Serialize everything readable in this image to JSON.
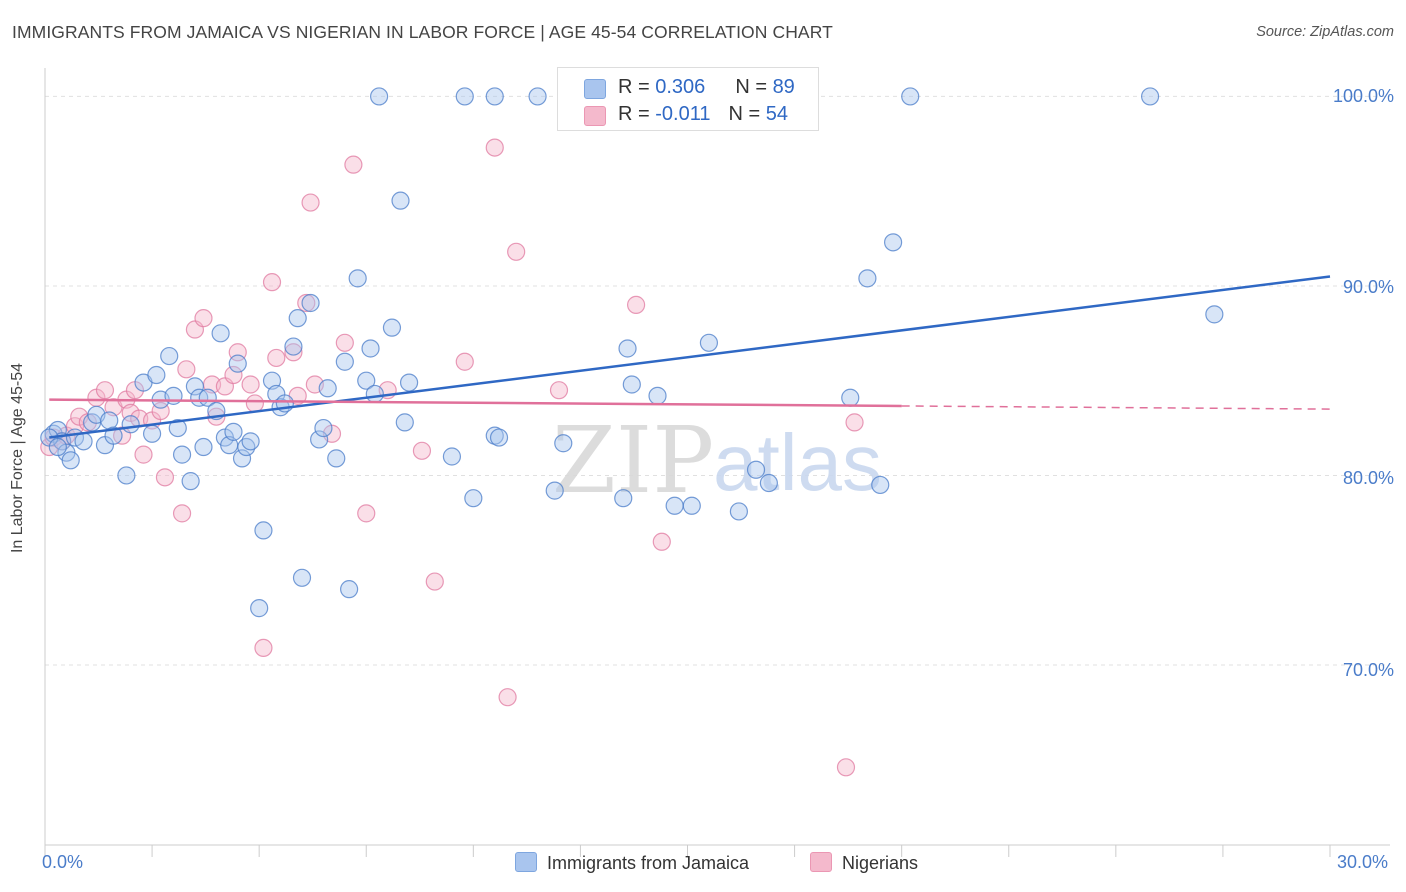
{
  "title": "IMMIGRANTS FROM JAMAICA VS NIGERIAN IN LABOR FORCE | AGE 45-54 CORRELATION CHART",
  "source": "Source: ZipAtlas.com",
  "watermark": {
    "zip": "ZIP",
    "atlas": "atlas"
  },
  "colors": {
    "blue": "#4a7cc9",
    "blue_fill": "#a9c5ee",
    "blue_line": "#2f68c4",
    "pink": "#e07aa0",
    "pink_fill": "#f4b9cc",
    "pink_line": "#e0709a"
  },
  "legend": {
    "rows": [
      {
        "r_label": "R = ",
        "r_value": "0.306",
        "n_label": "N = ",
        "n_value": "89"
      },
      {
        "r_label": "R = ",
        "r_value": "-0.011",
        "n_label": "N = ",
        "n_value": "54"
      }
    ]
  },
  "bottom_legend": [
    "Immigrants from Jamaica",
    "Nigerians"
  ],
  "chart_data": {
    "type": "scatter",
    "title": "IMMIGRANTS FROM JAMAICA VS NIGERIAN IN LABOR FORCE | AGE 45-54 CORRELATION CHART",
    "xlabel": "",
    "ylabel": "In Labor Force | Age 45-54",
    "xlim": [
      0,
      30
    ],
    "ylim": [
      60.5,
      101.5
    ],
    "x_tick_labels": [
      "0.0%",
      "30.0%"
    ],
    "y_ticks": [
      70,
      80,
      90,
      100
    ],
    "y_tick_labels": [
      "70.0%",
      "80.0%",
      "90.0%",
      "100.0%"
    ],
    "series": [
      {
        "name": "Immigrants from Jamaica",
        "color": "#a9c5ee",
        "trend": {
          "x": [
            0.1,
            30.0
          ],
          "y": [
            82.0,
            90.5
          ],
          "style": "solid"
        },
        "points": [
          [
            0.2,
            82.2
          ],
          [
            0.3,
            82.4
          ],
          [
            0.4,
            81.8
          ],
          [
            0.5,
            81.2
          ],
          [
            0.6,
            80.8
          ],
          [
            0.7,
            82.0
          ],
          [
            0.9,
            81.8
          ],
          [
            1.1,
            82.8
          ],
          [
            1.2,
            83.2
          ],
          [
            1.4,
            81.6
          ],
          [
            1.5,
            82.9
          ],
          [
            1.6,
            82.1
          ],
          [
            1.9,
            80.0
          ],
          [
            2.0,
            82.7
          ],
          [
            2.3,
            84.9
          ],
          [
            2.5,
            82.2
          ],
          [
            2.6,
            85.3
          ],
          [
            2.7,
            84.0
          ],
          [
            2.9,
            86.3
          ],
          [
            3.0,
            84.2
          ],
          [
            3.1,
            82.5
          ],
          [
            3.2,
            81.1
          ],
          [
            3.4,
            79.7
          ],
          [
            3.5,
            84.7
          ],
          [
            3.6,
            84.1
          ],
          [
            3.7,
            81.5
          ],
          [
            3.8,
            84.1
          ],
          [
            4.0,
            83.4
          ],
          [
            4.1,
            87.5
          ],
          [
            4.2,
            82.0
          ],
          [
            4.3,
            81.6
          ],
          [
            4.4,
            82.3
          ],
          [
            4.5,
            85.9
          ],
          [
            4.6,
            80.9
          ],
          [
            4.7,
            81.5
          ],
          [
            4.8,
            81.8
          ],
          [
            5.0,
            73.0
          ],
          [
            5.1,
            77.1
          ],
          [
            5.3,
            85.0
          ],
          [
            5.4,
            84.3
          ],
          [
            5.5,
            83.6
          ],
          [
            5.6,
            83.8
          ],
          [
            5.8,
            86.8
          ],
          [
            5.9,
            88.3
          ],
          [
            6.0,
            74.6
          ],
          [
            6.2,
            89.1
          ],
          [
            6.4,
            81.9
          ],
          [
            6.5,
            82.5
          ],
          [
            6.6,
            84.6
          ],
          [
            6.8,
            80.9
          ],
          [
            7.0,
            86.0
          ],
          [
            7.1,
            74.0
          ],
          [
            7.3,
            90.4
          ],
          [
            7.5,
            85.0
          ],
          [
            7.6,
            86.7
          ],
          [
            7.7,
            84.3
          ],
          [
            8.1,
            87.8
          ],
          [
            8.4,
            82.8
          ],
          [
            8.5,
            84.9
          ],
          [
            8.3,
            94.5
          ],
          [
            9.5,
            81.0
          ],
          [
            10.0,
            78.8
          ],
          [
            10.5,
            82.1
          ],
          [
            10.6,
            82.0
          ],
          [
            11.9,
            79.2
          ],
          [
            12.1,
            81.7
          ],
          [
            13.5,
            78.8
          ],
          [
            13.6,
            86.7
          ],
          [
            13.7,
            84.8
          ],
          [
            14.3,
            84.2
          ],
          [
            14.7,
            78.4
          ],
          [
            15.1,
            78.4
          ],
          [
            15.5,
            87.0
          ],
          [
            16.2,
            78.1
          ],
          [
            16.6,
            80.3
          ],
          [
            16.9,
            79.6
          ],
          [
            18.8,
            84.1
          ],
          [
            19.2,
            90.4
          ],
          [
            19.5,
            79.5
          ],
          [
            19.8,
            92.3
          ],
          [
            27.3,
            88.5
          ],
          [
            7.8,
            100.0
          ],
          [
            9.8,
            100.0
          ],
          [
            10.5,
            100.0
          ],
          [
            11.5,
            100.0
          ],
          [
            20.2,
            100.0
          ],
          [
            25.8,
            100.0
          ],
          [
            0.1,
            82.0
          ],
          [
            0.3,
            81.5
          ]
        ]
      },
      {
        "name": "Nigerians",
        "color": "#f4b9cc",
        "trend": {
          "x": [
            0.1,
            30.0
          ],
          "y": [
            84.0,
            83.5
          ],
          "solid_until": 20.0,
          "style": "solid-then-dashed"
        },
        "points": [
          [
            0.1,
            81.5
          ],
          [
            0.2,
            82.0
          ],
          [
            0.4,
            81.8
          ],
          [
            0.5,
            82.1
          ],
          [
            0.7,
            82.6
          ],
          [
            0.8,
            83.1
          ],
          [
            1.0,
            82.8
          ],
          [
            1.2,
            84.1
          ],
          [
            1.4,
            84.5
          ],
          [
            1.6,
            83.6
          ],
          [
            1.8,
            82.1
          ],
          [
            1.9,
            84.0
          ],
          [
            2.0,
            83.3
          ],
          [
            2.1,
            84.5
          ],
          [
            2.2,
            83.0
          ],
          [
            2.3,
            81.1
          ],
          [
            2.5,
            82.9
          ],
          [
            2.7,
            83.4
          ],
          [
            2.8,
            79.9
          ],
          [
            3.2,
            78.0
          ],
          [
            3.3,
            85.6
          ],
          [
            3.5,
            87.7
          ],
          [
            3.7,
            88.3
          ],
          [
            3.9,
            84.8
          ],
          [
            4.0,
            83.1
          ],
          [
            4.2,
            84.7
          ],
          [
            4.4,
            85.3
          ],
          [
            4.5,
            86.5
          ],
          [
            4.8,
            84.8
          ],
          [
            4.9,
            83.8
          ],
          [
            5.1,
            70.9
          ],
          [
            5.3,
            90.2
          ],
          [
            5.4,
            86.2
          ],
          [
            5.8,
            86.5
          ],
          [
            5.9,
            84.2
          ],
          [
            6.1,
            89.1
          ],
          [
            6.2,
            94.4
          ],
          [
            6.3,
            84.8
          ],
          [
            6.7,
            82.2
          ],
          [
            7.0,
            87.0
          ],
          [
            7.2,
            96.4
          ],
          [
            7.5,
            78.0
          ],
          [
            8.0,
            84.5
          ],
          [
            8.8,
            81.3
          ],
          [
            9.1,
            74.4
          ],
          [
            9.8,
            86.0
          ],
          [
            10.5,
            97.3
          ],
          [
            10.8,
            68.3
          ],
          [
            11.0,
            91.8
          ],
          [
            12.0,
            84.5
          ],
          [
            13.8,
            89.0
          ],
          [
            14.4,
            76.5
          ],
          [
            18.7,
            64.6
          ],
          [
            18.9,
            82.8
          ]
        ]
      }
    ]
  }
}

**Task requirements**
Go through the listing above and locate each line that holds the word "name". Copy those lines.

**Result for this task**
        "name": "Immigrants from Jamaica",
        "name": "Nigerians",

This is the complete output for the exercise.